## EXTRACTED ENTRIES:

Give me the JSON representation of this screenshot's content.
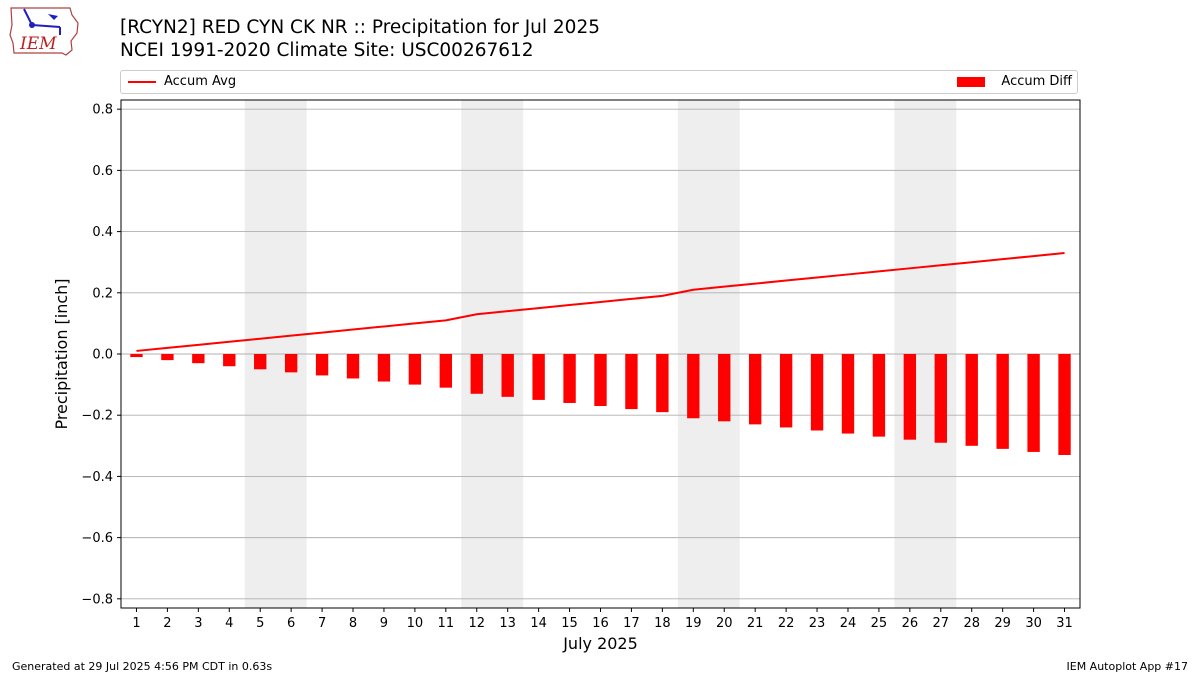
{
  "header": {
    "title": "[RCYN2] RED CYN CK NR :: Precipitation for Jul 2025",
    "subtitle": "NCEI 1991-2020 Climate Site: USC00267612",
    "logo_text": "IEM"
  },
  "legend": {
    "line_label": "Accum Avg",
    "bar_label": "Accum Diff"
  },
  "footer": {
    "left": "Generated at 29 Jul 2025 4:56 PM CDT in 0.63s",
    "right": "IEM Autoplot App #17"
  },
  "colors": {
    "series": "#ff0000",
    "weekend_band": "#eeeeee",
    "grid": "#b0b0b0"
  },
  "chart_data": {
    "type": "bar",
    "xlabel": "July 2025",
    "ylabel": "Precipitation [inch]",
    "ylim": [
      -0.83,
      0.83
    ],
    "yticks": [
      -0.8,
      -0.6,
      -0.4,
      -0.2,
      0.0,
      0.2,
      0.4,
      0.6,
      0.8
    ],
    "ytick_labels": [
      "−0.8",
      "−0.6",
      "−0.4",
      "−0.2",
      "0.0",
      "0.2",
      "0.4",
      "0.6",
      "0.8"
    ],
    "xlim": [
      0.5,
      31.5
    ],
    "categories": [
      1,
      2,
      3,
      4,
      5,
      6,
      7,
      8,
      9,
      10,
      11,
      12,
      13,
      14,
      15,
      16,
      17,
      18,
      19,
      20,
      21,
      22,
      23,
      24,
      25,
      26,
      27,
      28,
      29,
      30,
      31
    ],
    "grid": "horizontal",
    "weekend_bands": [
      [
        4.5,
        6.5
      ],
      [
        11.5,
        13.5
      ],
      [
        18.5,
        20.5
      ],
      [
        25.5,
        27.5
      ]
    ],
    "series": [
      {
        "name": "Accum Diff",
        "type": "bar",
        "values": [
          -0.01,
          -0.02,
          -0.03,
          -0.04,
          -0.05,
          -0.06,
          -0.07,
          -0.08,
          -0.09,
          -0.1,
          -0.11,
          -0.13,
          -0.14,
          -0.15,
          -0.16,
          -0.17,
          -0.18,
          -0.19,
          -0.21,
          -0.22,
          -0.23,
          -0.24,
          -0.25,
          -0.26,
          -0.27,
          -0.28,
          -0.29,
          -0.3,
          -0.31,
          -0.32,
          -0.33
        ]
      },
      {
        "name": "Accum Avg",
        "type": "line",
        "values": [
          0.01,
          0.02,
          0.03,
          0.04,
          0.05,
          0.06,
          0.07,
          0.08,
          0.09,
          0.1,
          0.11,
          0.13,
          0.14,
          0.15,
          0.16,
          0.17,
          0.18,
          0.19,
          0.21,
          0.22,
          0.23,
          0.24,
          0.25,
          0.26,
          0.27,
          0.28,
          0.29,
          0.3,
          0.31,
          0.32,
          0.33
        ]
      }
    ]
  }
}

## WRITTEN REQUEST:
Report each line of the material above where the word "Diff" appears.

## FINISHED EXERCISE:
    "bar_label": "Accum Diff"
        "name": "Accum Diff",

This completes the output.